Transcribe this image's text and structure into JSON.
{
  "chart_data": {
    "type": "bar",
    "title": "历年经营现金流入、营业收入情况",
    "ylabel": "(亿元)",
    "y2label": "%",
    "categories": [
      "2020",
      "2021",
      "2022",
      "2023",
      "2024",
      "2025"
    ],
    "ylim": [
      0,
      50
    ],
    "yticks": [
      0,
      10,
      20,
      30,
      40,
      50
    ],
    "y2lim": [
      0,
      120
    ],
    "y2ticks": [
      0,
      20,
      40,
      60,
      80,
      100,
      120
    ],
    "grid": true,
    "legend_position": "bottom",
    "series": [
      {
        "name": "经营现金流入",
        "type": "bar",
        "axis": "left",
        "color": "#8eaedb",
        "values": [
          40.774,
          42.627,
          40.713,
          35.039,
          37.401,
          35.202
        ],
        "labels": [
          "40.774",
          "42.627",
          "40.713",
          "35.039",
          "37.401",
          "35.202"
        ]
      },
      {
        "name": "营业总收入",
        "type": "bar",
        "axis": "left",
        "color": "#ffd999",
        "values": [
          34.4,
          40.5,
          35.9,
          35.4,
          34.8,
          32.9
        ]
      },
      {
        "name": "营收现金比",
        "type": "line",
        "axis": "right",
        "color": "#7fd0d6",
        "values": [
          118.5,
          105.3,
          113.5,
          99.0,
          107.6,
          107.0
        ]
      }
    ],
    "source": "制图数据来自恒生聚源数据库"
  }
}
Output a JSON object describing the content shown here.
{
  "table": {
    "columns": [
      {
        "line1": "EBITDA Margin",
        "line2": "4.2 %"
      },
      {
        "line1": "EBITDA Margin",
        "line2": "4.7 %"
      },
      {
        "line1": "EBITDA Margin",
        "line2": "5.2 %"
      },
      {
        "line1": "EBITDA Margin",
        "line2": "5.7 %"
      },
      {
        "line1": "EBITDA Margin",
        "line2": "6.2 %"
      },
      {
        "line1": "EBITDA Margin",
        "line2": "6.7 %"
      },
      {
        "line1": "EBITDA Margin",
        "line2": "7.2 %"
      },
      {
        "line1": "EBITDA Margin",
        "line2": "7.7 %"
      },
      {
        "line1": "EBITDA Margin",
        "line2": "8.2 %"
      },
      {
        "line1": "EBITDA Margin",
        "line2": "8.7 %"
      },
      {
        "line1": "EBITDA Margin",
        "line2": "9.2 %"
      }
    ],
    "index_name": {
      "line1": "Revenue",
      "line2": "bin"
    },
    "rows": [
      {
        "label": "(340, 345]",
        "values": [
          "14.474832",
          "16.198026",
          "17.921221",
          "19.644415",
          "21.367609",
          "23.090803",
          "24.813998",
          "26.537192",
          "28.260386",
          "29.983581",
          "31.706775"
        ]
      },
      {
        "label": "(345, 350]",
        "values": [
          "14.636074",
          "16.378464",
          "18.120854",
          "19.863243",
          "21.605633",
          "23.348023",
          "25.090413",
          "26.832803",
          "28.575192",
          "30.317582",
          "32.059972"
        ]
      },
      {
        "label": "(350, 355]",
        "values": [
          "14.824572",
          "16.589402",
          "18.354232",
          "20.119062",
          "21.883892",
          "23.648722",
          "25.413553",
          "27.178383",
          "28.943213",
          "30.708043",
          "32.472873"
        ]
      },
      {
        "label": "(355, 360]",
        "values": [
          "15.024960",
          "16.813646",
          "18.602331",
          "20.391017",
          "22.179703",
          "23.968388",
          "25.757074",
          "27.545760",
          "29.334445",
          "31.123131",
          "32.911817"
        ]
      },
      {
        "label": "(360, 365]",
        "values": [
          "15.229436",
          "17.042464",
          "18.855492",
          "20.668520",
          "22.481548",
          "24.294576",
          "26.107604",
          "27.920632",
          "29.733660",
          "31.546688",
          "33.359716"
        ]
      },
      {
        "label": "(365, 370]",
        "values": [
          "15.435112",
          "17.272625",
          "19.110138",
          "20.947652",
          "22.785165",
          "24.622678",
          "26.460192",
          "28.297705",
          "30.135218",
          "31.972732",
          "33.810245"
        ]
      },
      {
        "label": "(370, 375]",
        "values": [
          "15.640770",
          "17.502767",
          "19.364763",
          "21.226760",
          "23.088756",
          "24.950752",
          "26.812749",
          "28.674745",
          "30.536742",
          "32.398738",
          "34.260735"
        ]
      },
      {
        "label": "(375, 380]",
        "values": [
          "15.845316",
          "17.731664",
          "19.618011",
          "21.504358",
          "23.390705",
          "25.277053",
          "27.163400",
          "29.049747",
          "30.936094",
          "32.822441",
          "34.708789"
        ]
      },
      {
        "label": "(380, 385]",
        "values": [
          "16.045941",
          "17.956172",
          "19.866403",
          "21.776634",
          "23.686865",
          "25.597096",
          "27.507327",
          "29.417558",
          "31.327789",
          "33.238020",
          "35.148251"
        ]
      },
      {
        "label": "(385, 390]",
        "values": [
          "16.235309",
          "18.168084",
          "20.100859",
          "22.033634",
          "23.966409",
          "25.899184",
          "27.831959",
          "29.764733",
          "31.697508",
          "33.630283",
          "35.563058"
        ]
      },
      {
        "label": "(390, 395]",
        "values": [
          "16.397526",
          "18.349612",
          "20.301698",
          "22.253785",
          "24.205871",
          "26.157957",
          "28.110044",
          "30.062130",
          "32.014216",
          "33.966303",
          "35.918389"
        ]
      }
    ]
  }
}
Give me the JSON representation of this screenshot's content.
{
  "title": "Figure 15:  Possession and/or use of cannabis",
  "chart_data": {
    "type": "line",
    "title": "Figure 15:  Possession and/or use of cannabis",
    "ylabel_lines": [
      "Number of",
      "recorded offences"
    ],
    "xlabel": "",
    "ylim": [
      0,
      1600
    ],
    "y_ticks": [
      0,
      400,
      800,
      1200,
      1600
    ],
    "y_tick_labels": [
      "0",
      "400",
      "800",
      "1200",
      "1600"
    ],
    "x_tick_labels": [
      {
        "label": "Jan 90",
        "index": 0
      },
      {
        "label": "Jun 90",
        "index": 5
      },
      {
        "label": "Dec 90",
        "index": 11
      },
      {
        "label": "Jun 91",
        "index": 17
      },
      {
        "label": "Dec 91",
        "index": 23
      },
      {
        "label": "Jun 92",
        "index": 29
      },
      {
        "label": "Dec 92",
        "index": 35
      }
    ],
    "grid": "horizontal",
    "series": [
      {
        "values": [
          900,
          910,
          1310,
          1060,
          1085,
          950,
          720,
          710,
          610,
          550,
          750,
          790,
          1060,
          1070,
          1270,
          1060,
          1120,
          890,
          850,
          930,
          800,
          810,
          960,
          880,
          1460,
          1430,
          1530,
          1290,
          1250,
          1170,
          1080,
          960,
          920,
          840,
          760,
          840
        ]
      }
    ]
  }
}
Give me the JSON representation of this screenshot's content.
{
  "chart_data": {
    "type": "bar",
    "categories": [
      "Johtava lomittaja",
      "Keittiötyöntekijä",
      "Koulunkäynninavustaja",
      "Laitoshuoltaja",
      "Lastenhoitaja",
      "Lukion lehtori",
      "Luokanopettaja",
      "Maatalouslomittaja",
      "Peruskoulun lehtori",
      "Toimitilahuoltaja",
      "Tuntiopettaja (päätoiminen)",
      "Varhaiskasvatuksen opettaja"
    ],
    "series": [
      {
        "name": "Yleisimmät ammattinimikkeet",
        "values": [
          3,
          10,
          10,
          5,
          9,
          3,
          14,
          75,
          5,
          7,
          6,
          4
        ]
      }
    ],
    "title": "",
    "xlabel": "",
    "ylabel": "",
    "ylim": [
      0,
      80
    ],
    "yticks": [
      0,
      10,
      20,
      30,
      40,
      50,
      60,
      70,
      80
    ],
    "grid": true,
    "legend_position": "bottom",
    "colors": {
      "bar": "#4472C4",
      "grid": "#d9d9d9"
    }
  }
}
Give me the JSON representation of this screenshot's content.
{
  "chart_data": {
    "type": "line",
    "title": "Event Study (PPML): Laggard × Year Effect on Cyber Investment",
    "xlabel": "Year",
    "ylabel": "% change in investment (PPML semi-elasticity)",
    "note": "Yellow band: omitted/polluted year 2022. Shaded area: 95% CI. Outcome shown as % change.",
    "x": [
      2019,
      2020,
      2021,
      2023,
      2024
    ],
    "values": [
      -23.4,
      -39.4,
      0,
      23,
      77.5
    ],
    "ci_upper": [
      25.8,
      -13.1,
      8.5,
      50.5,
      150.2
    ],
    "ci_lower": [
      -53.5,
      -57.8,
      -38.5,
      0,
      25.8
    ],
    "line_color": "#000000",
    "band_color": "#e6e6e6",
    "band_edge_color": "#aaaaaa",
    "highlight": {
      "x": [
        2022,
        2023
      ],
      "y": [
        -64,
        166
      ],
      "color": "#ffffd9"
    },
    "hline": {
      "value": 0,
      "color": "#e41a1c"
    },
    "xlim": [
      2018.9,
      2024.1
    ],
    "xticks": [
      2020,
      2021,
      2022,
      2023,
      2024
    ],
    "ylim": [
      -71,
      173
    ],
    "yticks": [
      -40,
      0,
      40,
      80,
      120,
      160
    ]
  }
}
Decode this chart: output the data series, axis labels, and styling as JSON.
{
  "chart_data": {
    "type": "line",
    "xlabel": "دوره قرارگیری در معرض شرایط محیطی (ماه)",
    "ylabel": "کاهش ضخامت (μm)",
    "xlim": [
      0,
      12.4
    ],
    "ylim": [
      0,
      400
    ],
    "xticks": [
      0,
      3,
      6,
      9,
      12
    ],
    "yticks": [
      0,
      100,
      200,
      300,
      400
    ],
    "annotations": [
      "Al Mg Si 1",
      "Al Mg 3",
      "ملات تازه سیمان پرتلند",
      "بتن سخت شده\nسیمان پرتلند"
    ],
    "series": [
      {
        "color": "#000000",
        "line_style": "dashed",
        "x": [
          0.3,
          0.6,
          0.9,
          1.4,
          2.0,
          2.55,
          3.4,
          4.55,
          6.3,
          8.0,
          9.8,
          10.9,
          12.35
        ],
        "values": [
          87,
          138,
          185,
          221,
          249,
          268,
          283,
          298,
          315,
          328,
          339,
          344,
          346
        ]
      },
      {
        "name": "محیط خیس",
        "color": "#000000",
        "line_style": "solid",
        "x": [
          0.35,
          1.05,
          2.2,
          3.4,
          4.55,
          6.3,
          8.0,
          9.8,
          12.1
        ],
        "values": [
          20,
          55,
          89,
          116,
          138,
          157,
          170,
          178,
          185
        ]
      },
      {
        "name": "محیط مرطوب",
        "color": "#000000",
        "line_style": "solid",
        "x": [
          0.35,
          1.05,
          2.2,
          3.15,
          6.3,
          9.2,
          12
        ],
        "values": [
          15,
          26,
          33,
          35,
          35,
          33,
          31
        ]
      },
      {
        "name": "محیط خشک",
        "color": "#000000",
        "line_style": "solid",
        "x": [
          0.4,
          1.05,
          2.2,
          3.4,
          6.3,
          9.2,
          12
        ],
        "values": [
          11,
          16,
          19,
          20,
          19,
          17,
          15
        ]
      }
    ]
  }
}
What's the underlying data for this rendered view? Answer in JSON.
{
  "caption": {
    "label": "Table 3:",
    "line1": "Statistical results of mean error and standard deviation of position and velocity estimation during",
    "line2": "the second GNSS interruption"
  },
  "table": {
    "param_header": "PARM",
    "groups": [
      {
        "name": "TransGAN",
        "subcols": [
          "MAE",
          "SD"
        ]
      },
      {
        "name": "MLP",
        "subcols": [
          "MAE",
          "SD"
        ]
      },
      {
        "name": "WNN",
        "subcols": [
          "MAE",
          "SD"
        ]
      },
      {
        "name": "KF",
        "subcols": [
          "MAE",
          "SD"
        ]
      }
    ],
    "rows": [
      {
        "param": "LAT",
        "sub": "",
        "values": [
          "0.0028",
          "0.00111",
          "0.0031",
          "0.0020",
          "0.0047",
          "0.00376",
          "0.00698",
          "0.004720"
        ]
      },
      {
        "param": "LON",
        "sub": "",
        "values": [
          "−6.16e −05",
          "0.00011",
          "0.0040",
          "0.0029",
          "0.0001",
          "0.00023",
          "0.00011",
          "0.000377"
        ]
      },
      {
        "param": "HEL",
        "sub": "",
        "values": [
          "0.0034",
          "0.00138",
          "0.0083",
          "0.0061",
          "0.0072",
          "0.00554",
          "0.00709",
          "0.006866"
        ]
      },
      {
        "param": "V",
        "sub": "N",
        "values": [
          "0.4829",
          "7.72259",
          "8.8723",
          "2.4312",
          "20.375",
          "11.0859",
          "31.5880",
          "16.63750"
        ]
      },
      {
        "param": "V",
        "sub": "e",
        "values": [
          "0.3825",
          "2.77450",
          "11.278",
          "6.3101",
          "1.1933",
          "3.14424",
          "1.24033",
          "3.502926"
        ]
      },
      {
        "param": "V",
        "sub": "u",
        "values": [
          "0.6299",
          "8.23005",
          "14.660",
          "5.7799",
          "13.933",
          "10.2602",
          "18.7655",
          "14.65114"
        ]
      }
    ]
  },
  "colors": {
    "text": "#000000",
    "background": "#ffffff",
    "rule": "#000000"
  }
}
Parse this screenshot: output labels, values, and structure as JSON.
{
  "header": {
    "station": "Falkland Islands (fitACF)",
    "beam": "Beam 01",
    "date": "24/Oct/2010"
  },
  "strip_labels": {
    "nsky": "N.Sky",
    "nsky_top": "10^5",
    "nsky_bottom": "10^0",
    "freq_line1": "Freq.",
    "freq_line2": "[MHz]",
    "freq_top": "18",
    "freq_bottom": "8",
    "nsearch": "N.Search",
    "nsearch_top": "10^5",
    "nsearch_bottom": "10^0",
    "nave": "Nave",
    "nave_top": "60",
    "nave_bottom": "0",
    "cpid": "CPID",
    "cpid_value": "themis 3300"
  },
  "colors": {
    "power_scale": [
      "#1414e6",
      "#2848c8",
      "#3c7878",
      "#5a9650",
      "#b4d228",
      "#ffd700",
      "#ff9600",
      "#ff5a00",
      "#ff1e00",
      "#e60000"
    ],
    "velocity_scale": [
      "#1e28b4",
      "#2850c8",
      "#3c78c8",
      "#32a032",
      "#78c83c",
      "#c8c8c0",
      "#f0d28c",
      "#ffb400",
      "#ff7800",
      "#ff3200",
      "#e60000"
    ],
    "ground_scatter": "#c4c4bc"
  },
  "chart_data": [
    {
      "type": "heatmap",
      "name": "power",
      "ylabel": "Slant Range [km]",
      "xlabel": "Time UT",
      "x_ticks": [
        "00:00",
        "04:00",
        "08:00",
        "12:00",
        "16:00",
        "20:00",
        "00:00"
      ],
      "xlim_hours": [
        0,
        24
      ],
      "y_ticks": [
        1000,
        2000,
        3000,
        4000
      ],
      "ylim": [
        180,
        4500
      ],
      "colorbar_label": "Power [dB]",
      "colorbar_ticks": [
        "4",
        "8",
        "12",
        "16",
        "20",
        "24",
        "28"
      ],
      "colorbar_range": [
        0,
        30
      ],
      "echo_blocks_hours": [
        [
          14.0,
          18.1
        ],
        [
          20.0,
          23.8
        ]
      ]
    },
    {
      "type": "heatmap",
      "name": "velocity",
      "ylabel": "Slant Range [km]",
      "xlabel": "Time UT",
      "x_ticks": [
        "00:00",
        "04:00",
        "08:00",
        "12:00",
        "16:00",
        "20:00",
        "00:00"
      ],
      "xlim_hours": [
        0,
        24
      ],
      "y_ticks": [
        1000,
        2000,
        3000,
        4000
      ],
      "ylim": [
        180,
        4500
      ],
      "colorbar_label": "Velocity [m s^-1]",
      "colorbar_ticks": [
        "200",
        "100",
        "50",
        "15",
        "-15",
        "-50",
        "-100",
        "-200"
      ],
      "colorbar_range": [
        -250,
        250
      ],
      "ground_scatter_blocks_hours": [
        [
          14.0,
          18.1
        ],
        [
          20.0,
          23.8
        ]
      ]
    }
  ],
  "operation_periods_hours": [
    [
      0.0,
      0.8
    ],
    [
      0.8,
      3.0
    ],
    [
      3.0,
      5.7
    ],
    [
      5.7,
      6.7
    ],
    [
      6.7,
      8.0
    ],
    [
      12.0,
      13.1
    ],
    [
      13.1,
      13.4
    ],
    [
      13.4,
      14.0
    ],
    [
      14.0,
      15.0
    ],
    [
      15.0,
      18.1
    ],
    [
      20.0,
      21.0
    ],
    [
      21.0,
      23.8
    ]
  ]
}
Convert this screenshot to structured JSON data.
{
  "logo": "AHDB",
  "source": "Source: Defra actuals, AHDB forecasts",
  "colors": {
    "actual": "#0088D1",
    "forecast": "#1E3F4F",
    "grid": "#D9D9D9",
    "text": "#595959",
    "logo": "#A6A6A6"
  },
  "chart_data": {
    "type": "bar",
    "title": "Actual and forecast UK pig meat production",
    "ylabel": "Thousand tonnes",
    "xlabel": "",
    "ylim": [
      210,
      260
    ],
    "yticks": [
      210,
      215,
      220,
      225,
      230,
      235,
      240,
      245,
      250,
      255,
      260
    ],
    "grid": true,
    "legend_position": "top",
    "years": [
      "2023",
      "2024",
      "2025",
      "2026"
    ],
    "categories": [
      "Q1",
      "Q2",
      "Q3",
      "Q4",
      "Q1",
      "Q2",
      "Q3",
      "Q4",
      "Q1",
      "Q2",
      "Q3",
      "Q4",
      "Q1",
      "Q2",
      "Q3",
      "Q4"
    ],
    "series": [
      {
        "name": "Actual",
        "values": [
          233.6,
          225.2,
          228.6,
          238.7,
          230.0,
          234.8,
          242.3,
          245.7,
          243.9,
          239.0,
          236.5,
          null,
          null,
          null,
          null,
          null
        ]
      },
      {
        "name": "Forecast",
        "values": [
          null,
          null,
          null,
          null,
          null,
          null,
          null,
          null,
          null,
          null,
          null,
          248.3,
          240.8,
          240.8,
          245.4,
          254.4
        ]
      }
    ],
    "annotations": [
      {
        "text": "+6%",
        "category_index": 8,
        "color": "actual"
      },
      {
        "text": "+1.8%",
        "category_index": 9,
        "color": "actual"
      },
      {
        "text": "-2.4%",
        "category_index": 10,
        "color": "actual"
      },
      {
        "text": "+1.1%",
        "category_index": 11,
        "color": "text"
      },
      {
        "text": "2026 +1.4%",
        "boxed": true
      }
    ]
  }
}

##############################

> _Work required_:
Only a number is wanted: how many lines contain "change"?

> _Task output_:
2